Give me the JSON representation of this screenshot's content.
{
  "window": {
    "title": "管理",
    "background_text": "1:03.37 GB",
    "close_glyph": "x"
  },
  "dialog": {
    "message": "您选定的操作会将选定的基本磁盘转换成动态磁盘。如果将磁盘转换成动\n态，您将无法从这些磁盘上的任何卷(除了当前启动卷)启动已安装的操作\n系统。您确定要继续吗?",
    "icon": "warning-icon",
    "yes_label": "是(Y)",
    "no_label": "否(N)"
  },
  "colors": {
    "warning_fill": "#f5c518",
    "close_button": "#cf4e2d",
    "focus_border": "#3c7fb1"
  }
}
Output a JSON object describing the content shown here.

--- --- ---

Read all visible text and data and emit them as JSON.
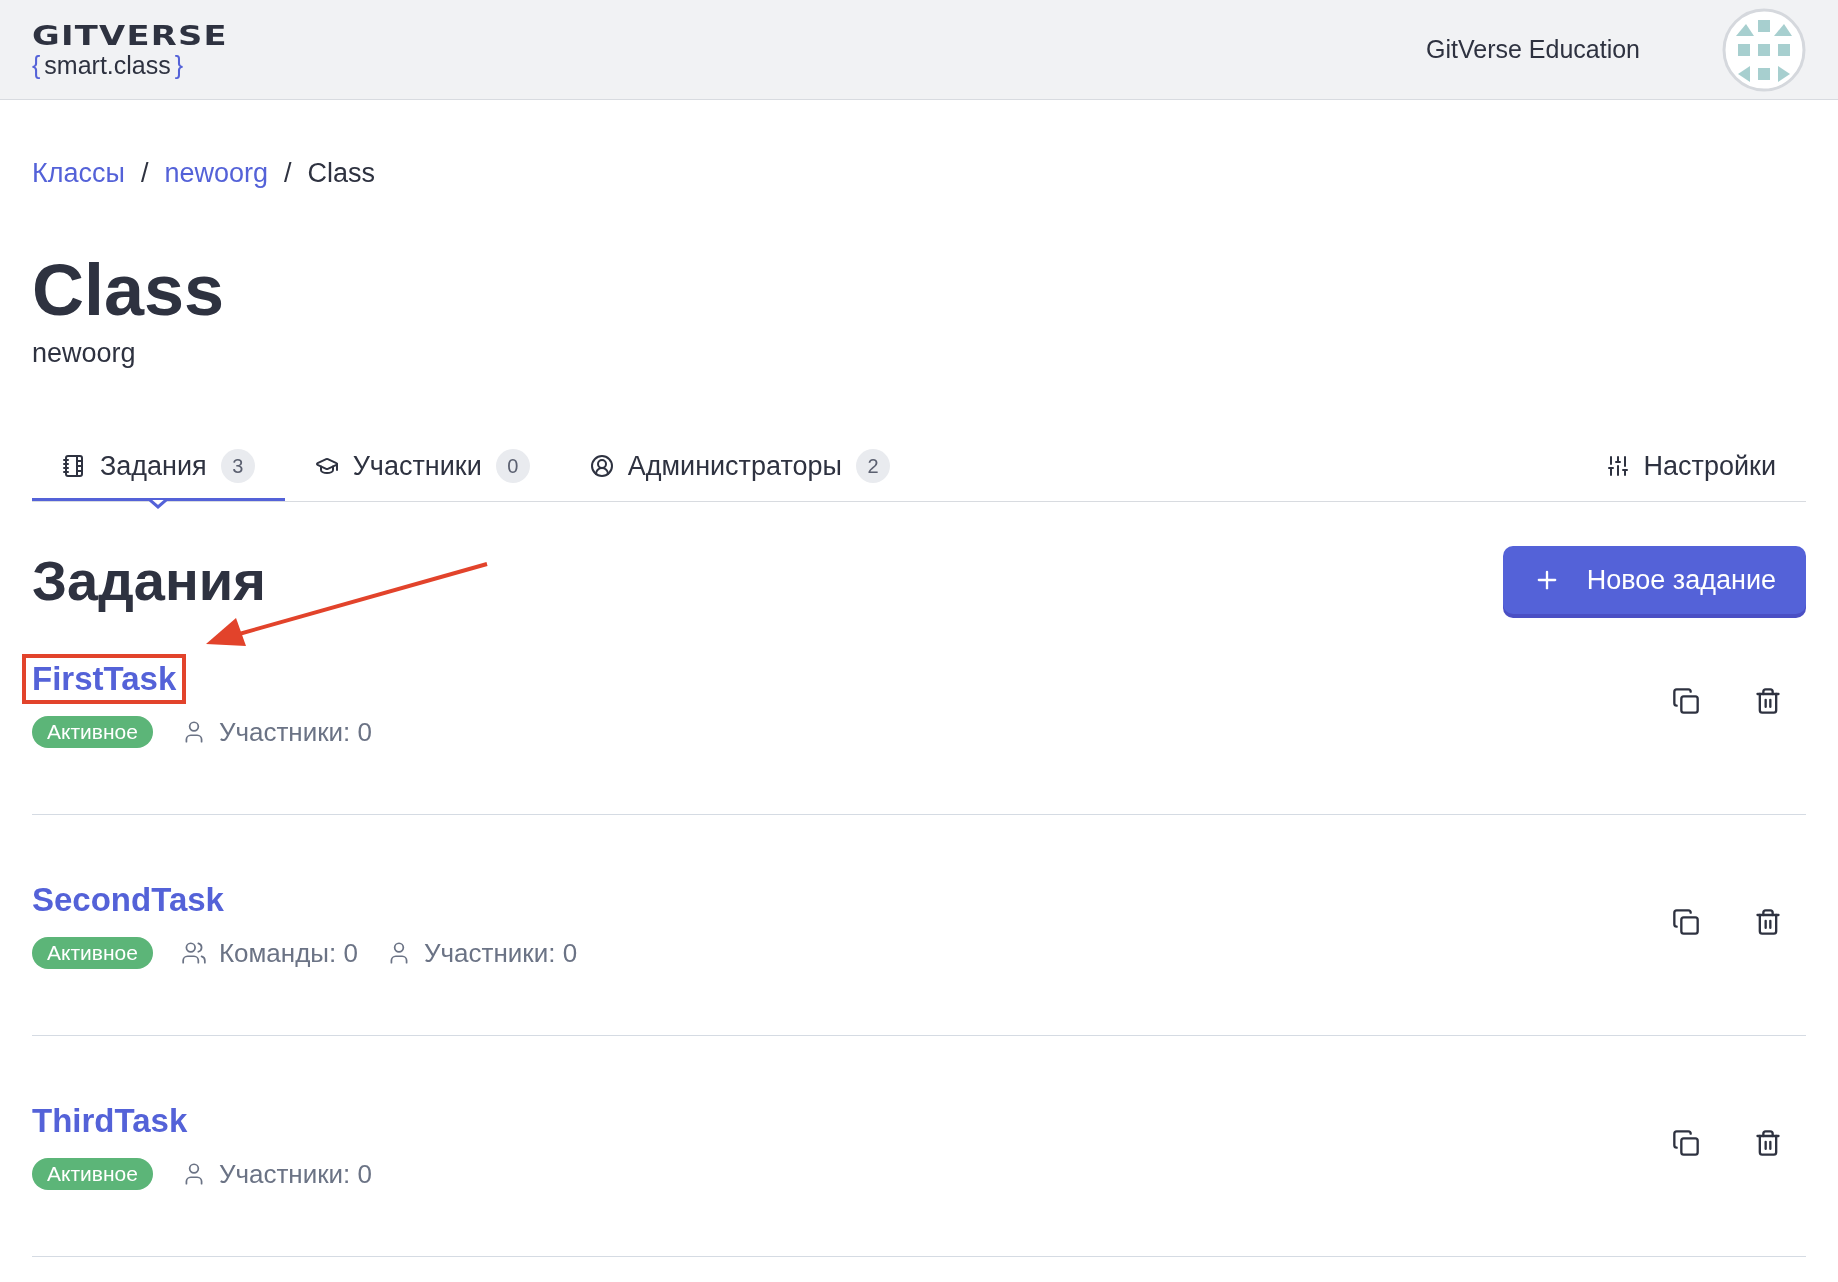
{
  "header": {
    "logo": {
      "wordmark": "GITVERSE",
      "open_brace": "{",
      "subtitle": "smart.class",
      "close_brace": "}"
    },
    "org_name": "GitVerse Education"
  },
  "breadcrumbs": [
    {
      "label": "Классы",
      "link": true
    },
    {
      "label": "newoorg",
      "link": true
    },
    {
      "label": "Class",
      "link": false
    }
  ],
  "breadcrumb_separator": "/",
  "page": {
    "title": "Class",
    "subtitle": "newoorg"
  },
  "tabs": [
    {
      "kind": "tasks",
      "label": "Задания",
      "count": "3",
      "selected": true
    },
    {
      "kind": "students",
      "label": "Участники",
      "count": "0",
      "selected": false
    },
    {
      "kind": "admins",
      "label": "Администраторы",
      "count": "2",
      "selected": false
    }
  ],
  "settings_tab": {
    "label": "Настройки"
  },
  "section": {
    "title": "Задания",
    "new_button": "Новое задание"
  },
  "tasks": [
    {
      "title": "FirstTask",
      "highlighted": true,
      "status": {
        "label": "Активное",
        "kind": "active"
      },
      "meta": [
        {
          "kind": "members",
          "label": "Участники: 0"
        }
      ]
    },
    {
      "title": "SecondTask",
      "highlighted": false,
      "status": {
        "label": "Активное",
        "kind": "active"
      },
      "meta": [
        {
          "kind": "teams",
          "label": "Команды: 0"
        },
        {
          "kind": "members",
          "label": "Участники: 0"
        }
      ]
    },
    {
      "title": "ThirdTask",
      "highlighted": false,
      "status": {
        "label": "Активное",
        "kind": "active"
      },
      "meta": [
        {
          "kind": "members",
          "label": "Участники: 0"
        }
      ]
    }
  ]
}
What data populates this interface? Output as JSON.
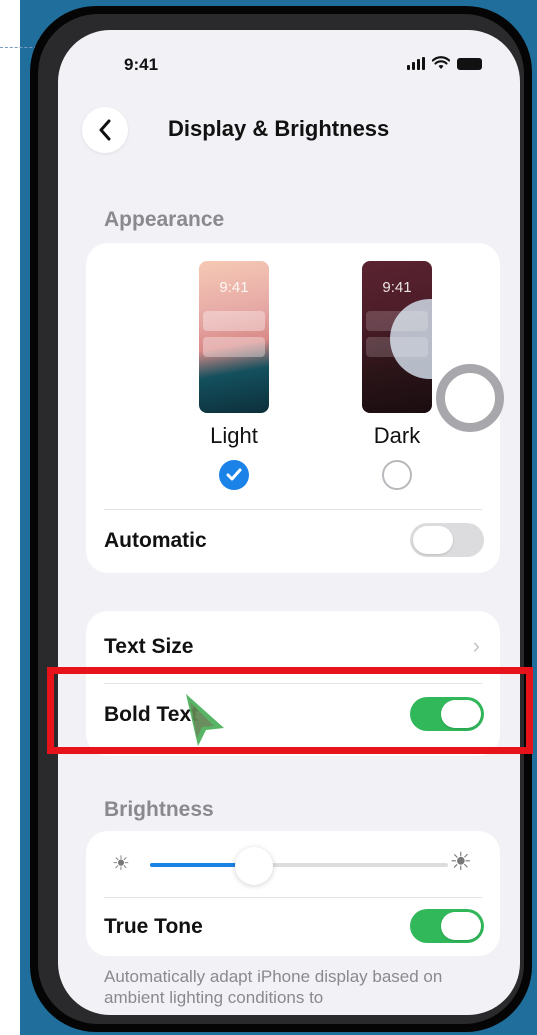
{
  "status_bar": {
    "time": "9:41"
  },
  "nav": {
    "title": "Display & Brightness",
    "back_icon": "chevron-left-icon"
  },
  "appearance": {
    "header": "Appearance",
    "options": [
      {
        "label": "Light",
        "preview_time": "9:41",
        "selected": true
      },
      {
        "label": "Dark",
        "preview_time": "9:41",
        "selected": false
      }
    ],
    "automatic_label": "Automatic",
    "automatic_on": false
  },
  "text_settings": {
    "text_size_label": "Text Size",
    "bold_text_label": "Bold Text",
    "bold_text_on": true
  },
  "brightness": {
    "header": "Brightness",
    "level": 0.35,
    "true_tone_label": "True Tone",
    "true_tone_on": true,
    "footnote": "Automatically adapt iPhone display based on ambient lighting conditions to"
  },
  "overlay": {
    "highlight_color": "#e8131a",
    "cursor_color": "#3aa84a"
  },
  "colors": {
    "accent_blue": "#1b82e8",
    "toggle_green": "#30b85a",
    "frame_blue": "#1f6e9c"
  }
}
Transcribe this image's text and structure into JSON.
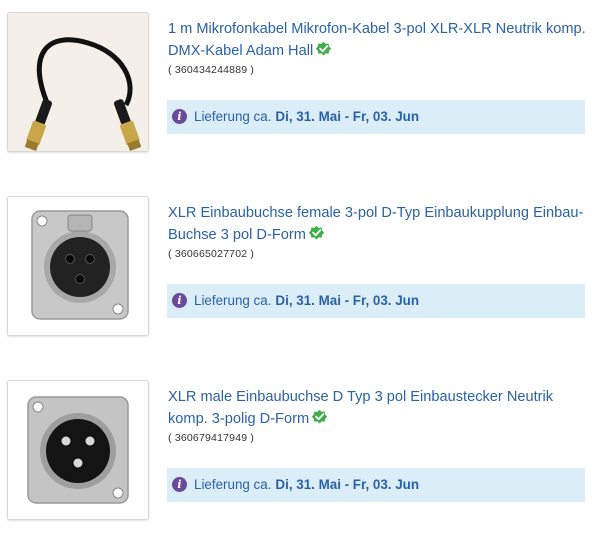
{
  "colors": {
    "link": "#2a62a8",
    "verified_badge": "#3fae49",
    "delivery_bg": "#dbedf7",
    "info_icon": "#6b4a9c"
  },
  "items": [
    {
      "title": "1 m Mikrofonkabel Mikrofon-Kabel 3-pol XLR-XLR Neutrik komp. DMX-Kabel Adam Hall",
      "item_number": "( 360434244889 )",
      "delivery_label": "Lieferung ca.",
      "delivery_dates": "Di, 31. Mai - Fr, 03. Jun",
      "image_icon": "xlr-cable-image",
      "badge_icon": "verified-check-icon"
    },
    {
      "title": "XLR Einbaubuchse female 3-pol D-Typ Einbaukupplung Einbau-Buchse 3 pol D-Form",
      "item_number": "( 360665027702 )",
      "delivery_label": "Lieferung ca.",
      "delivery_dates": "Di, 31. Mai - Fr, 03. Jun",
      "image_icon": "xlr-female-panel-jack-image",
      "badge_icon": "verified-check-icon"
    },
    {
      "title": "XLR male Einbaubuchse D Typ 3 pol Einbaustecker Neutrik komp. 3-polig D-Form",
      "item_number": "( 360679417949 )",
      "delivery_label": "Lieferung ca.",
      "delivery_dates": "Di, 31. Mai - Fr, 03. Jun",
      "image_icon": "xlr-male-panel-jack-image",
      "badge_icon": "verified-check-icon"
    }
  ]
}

--- --- ---

• EXERCISE TASK: Start at the line with "Give me the" and stop after the line with "Output a JSON". Repeat exactly the lines in that range.

• RESULT:
Give me the JSON representation of this screenshot's content.
{
  "window": {
    "title": "管理",
    "background_text": "1:03.37 GB",
    "close_glyph": "x"
  },
  "dialog": {
    "message": "您选定的操作会将选定的基本磁盘转换成动态磁盘。如果将磁盘转换成动\n态，您将无法从这些磁盘上的任何卷(除了当前启动卷)启动已安装的操作\n系统。您确定要继续吗?",
    "icon": "warning-icon",
    "yes_label": "是(Y)",
    "no_label": "否(N)"
  },
  "colors": {
    "warning_fill": "#f5c518",
    "close_button": "#cf4e2d",
    "focus_border": "#3c7fb1"
  }
}
Output a JSON object describing the content shown here.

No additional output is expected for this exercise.